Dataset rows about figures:
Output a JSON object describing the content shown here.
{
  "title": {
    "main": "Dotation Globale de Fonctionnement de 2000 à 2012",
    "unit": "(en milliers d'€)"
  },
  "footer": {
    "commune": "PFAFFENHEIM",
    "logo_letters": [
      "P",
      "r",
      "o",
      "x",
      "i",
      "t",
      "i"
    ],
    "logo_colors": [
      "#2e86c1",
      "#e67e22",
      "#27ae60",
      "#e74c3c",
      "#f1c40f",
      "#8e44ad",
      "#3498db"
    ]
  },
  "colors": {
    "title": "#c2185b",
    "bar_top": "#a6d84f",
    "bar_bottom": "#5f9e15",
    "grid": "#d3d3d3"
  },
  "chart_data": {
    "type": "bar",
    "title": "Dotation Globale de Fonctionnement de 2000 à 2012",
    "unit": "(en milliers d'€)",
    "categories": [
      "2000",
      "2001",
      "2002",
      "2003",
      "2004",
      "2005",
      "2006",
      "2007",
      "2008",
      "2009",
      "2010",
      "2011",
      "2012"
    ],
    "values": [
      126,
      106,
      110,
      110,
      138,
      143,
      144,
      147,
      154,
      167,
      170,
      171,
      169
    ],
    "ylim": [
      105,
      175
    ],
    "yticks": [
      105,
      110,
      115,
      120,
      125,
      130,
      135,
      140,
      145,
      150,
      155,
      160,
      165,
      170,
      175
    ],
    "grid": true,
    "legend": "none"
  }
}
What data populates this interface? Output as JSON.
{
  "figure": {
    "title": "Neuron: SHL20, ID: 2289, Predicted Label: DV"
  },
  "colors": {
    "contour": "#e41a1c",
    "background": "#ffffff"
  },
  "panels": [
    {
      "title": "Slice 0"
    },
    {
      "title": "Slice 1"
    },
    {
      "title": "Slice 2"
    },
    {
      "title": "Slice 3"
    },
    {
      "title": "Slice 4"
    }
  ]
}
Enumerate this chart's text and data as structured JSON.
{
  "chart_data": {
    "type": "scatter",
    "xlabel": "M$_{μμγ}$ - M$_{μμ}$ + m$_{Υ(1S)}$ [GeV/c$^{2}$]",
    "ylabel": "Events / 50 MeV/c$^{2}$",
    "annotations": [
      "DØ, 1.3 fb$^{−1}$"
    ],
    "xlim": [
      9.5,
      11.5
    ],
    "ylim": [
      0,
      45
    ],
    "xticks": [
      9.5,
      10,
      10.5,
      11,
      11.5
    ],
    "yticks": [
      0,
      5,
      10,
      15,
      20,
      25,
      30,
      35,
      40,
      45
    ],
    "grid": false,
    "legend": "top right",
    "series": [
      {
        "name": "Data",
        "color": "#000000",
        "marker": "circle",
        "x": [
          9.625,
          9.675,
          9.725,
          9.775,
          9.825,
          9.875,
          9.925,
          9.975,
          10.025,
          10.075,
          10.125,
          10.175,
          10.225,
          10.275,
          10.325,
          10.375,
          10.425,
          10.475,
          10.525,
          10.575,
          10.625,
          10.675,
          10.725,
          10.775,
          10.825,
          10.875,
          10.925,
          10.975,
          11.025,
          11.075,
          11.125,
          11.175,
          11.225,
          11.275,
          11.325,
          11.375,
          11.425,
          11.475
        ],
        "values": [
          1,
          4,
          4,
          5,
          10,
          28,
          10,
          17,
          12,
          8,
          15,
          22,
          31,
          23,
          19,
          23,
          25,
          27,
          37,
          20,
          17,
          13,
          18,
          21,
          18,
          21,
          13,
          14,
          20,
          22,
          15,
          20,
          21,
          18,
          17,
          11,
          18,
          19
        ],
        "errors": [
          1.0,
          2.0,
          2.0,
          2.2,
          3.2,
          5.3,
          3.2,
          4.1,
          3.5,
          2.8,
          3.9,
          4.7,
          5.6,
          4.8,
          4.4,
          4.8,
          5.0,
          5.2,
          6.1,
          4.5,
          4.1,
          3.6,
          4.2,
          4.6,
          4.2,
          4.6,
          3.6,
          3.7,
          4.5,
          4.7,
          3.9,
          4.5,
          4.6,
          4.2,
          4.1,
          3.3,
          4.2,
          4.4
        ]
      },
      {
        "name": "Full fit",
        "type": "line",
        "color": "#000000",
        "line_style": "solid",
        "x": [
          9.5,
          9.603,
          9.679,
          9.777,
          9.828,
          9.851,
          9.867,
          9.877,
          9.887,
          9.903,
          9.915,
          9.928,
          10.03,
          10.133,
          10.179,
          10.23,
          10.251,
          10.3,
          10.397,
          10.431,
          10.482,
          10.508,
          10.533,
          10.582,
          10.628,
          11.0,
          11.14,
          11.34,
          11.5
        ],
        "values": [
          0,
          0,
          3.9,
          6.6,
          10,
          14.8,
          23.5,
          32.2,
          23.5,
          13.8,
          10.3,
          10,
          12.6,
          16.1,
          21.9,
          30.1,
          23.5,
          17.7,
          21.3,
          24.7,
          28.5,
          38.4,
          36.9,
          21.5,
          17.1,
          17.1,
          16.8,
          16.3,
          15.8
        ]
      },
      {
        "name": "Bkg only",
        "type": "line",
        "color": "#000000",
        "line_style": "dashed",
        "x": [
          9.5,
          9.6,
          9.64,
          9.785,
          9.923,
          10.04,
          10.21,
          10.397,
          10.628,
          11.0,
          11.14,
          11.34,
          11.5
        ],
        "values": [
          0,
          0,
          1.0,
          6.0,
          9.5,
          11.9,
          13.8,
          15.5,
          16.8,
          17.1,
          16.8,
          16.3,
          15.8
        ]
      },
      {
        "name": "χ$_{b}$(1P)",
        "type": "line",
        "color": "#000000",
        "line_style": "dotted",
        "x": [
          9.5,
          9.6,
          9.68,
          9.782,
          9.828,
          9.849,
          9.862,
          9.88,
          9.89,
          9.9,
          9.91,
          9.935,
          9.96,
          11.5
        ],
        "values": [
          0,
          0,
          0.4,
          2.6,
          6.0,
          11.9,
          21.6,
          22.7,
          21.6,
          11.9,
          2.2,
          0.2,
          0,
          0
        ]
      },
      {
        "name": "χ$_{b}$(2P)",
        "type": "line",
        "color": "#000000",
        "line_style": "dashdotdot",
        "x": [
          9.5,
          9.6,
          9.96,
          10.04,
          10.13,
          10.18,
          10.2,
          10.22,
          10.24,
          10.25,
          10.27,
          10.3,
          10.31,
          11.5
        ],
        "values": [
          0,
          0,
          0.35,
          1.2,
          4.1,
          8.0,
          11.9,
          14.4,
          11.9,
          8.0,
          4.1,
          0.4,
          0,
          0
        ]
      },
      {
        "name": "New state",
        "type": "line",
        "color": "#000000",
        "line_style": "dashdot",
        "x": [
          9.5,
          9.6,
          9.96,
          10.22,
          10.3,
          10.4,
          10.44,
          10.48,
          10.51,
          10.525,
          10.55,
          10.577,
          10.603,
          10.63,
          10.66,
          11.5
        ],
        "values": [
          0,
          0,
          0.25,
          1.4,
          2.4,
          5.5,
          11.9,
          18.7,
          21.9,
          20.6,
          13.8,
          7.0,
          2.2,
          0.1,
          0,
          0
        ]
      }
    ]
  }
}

[SHORT EXERCISE]
Your task is to give the records above again, exactly.

[OUTPUT BELOW]
Output a JSON object describing the content shown here.
{
  "title": {
    "main": "Dotation Globale de Fonctionnement de 2000 à 2012",
    "unit": "(en milliers d'€)"
  },
  "footer": {
    "commune": "PFAFFENHEIM",
    "logo_letters": [
      "P",
      "r",
      "o",
      "x",
      "i",
      "t",
      "i"
    ],
    "logo_colors": [
      "#2e86c1",
      "#e67e22",
      "#27ae60",
      "#e74c3c",
      "#f1c40f",
      "#8e44ad",
      "#3498db"
    ]
  },
  "colors": {
    "title": "#c2185b",
    "bar_top": "#a6d84f",
    "bar_bottom": "#5f9e15",
    "grid": "#d3d3d3"
  },
  "chart_data": {
    "type": "bar",
    "title": "Dotation Globale de Fonctionnement de 2000 à 2012",
    "unit": "(en milliers d'€)",
    "categories": [
      "2000",
      "2001",
      "2002",
      "2003",
      "2004",
      "2005",
      "2006",
      "2007",
      "2008",
      "2009",
      "2010",
      "2011",
      "2012"
    ],
    "values": [
      126,
      106,
      110,
      110,
      138,
      143,
      144,
      147,
      154,
      167,
      170,
      171,
      169
    ],
    "ylim": [
      105,
      175
    ],
    "yticks": [
      105,
      110,
      115,
      120,
      125,
      130,
      135,
      140,
      145,
      150,
      155,
      160,
      165,
      170,
      175
    ],
    "grid": true,
    "legend": "none"
  }
}
What data populates this interface? Output as JSON.
{
  "figure": {
    "title": "Neuron: SHL20, ID: 2289, Predicted Label: DV"
  },
  "colors": {
    "contour": "#e41a1c",
    "background": "#ffffff"
  },
  "panels": [
    {
      "title": "Slice 0"
    },
    {
      "title": "Slice 1"
    },
    {
      "title": "Slice 2"
    },
    {
      "title": "Slice 3"
    },
    {
      "title": "Slice 4"
    }
  ]
}
Enumerate this chart's text and data as structured JSON.
{
  "chart_data": {
    "type": "scatter",
    "xlabel": "M$_{μμγ}$ - M$_{μμ}$ + m$_{Υ(1S)}$ [GeV/c$^{2}$]",
    "ylabel": "Events / 50 MeV/c$^{2}$",
    "annotations": [
      "DØ, 1.3 fb$^{−1}$"
    ],
    "xlim": [
      9.5,
      11.5
    ],
    "ylim": [
      0,
      45
    ],
    "xticks": [
      9.5,
      10,
      10.5,
      11,
      11.5
    ],
    "yticks": [
      0,
      5,
      10,
      15,
      20,
      25,
      30,
      35,
      40,
      45
    ],
    "grid": false,
    "legend": "top right",
    "series": [
      {
        "name": "Data",
        "color": "#000000",
        "marker": "circle",
        "x": [
          9.625,
          9.675,
          9.725,
          9.775,
          9.825,
          9.875,
          9.925,
          9.975,
          10.025,
          10.075,
          10.125,
          10.175,
          10.225,
          10.275,
          10.325,
          10.375,
          10.425,
          10.475,
          10.525,
          10.575,
          10.625,
          10.675,
          10.725,
          10.775,
          10.825,
          10.875,
          10.925,
          10.975,
          11.025,
          11.075,
          11.125,
          11.175,
          11.225,
          11.275,
          11.325,
          11.375,
          11.425,
          11.475
        ],
        "values": [
          1,
          4,
          4,
          5,
          10,
          28,
          10,
          17,
          12,
          8,
          15,
          22,
          31,
          23,
          19,
          23,
          25,
          27,
          37,
          20,
          17,
          13,
          18,
          21,
          18,
          21,
          13,
          14,
          20,
          22,
          15,
          20,
          21,
          18,
          17,
          11,
          18,
          19
        ],
        "errors": [
          1.0,
          2.0,
          2.0,
          2.2,
          3.2,
          5.3,
          3.2,
          4.1,
          3.5,
          2.8,
          3.9,
          4.7,
          5.6,
          4.8,
          4.4,
          4.8,
          5.0,
          5.2,
          6.1,
          4.5,
          4.1,
          3.6,
          4.2,
          4.6,
          4.2,
          4.6,
          3.6,
          3.7,
          4.5,
          4.7,
          3.9,
          4.5,
          4.6,
          4.2,
          4.1,
          3.3,
          4.2,
          4.4
        ]
      },
      {
        "name": "Full fit",
        "type": "line",
        "color": "#000000",
        "line_style": "solid",
        "x": [
          9.5,
          9.603,
          9.679,
          9.777,
          9.828,
          9.851,
          9.867,
          9.877,
          9.887,
          9.903,
          9.915,
          9.928,
          10.03,
          10.133,
          10.179,
          10.23,
          10.251,
          10.3,
          10.397,
          10.431,
          10.482,
          10.508,
          10.533,
          10.582,
          10.628,
          11.0,
          11.14,
          11.34,
          11.5
        ],
        "values": [
          0,
          0,
          3.9,
          6.6,
          10,
          14.8,
          23.5,
          32.2,
          23.5,
          13.8,
          10.3,
          10,
          12.6,
          16.1,
          21.9,
          30.1,
          23.5,
          17.7,
          21.3,
          24.7,
          28.5,
          38.4,
          36.9,
          21.5,
          17.1,
          17.1,
          16.8,
          16.3,
          15.8
        ]
      },
      {
        "name": "Bkg only",
        "type": "line",
        "color": "#000000",
        "line_style": "dashed",
        "x": [
          9.5,
          9.6,
          9.64,
          9.785,
          9.923,
          10.04,
          10.21,
          10.397,
          10.628,
          11.0,
          11.14,
          11.34,
          11.5
        ],
        "values": [
          0,
          0,
          1.0,
          6.0,
          9.5,
          11.9,
          13.8,
          15.5,
          16.8,
          17.1,
          16.8,
          16.3,
          15.8
        ]
      },
      {
        "name": "χ$_{b}$(1P)",
        "type": "line",
        "color": "#000000",
        "line_style": "dotted",
        "x": [
          9.5,
          9.6,
          9.68,
          9.782,
          9.828,
          9.849,
          9.862,
          9.88,
          9.89,
          9.9,
          9.91,
          9.935,
          9.96,
          11.5
        ],
        "values": [
          0,
          0,
          0.4,
          2.6,
          6.0,
          11.9,
          21.6,
          22.7,
          21.6,
          11.9,
          2.2,
          0.2,
          0,
          0
        ]
      },
      {
        "name": "χ$_{b}$(2P)",
        "type": "line",
        "color": "#000000",
        "line_style": "dashdotdot",
        "x": [
          9.5,
          9.6,
          9.96,
          10.04,
          10.13,
          10.18,
          10.2,
          10.22,
          10.24,
          10.25,
          10.27,
          10.3,
          10.31,
          11.5
        ],
        "values": [
          0,
          0,
          0.35,
          1.2,
          4.1,
          8.0,
          11.9,
          14.4,
          11.9,
          8.0,
          4.1,
          0.4,
          0,
          0
        ]
      },
      {
        "name": "New state",
        "type": "line",
        "color": "#000000",
        "line_style": "dashdot",
        "x": [
          9.5,
          9.6,
          9.96,
          10.22,
          10.3,
          10.4,
          10.44,
          10.48,
          10.51,
          10.525,
          10.55,
          10.577,
          10.603,
          10.63,
          10.66,
          11.5
        ],
        "values": [
          0,
          0,
          0.25,
          1.4,
          2.4,
          5.5,
          11.9,
          18.7,
          21.9,
          20.6,
          13.8,
          7.0,
          2.2,
          0.1,
          0,
          0
        ]
      }
    ]
  }
}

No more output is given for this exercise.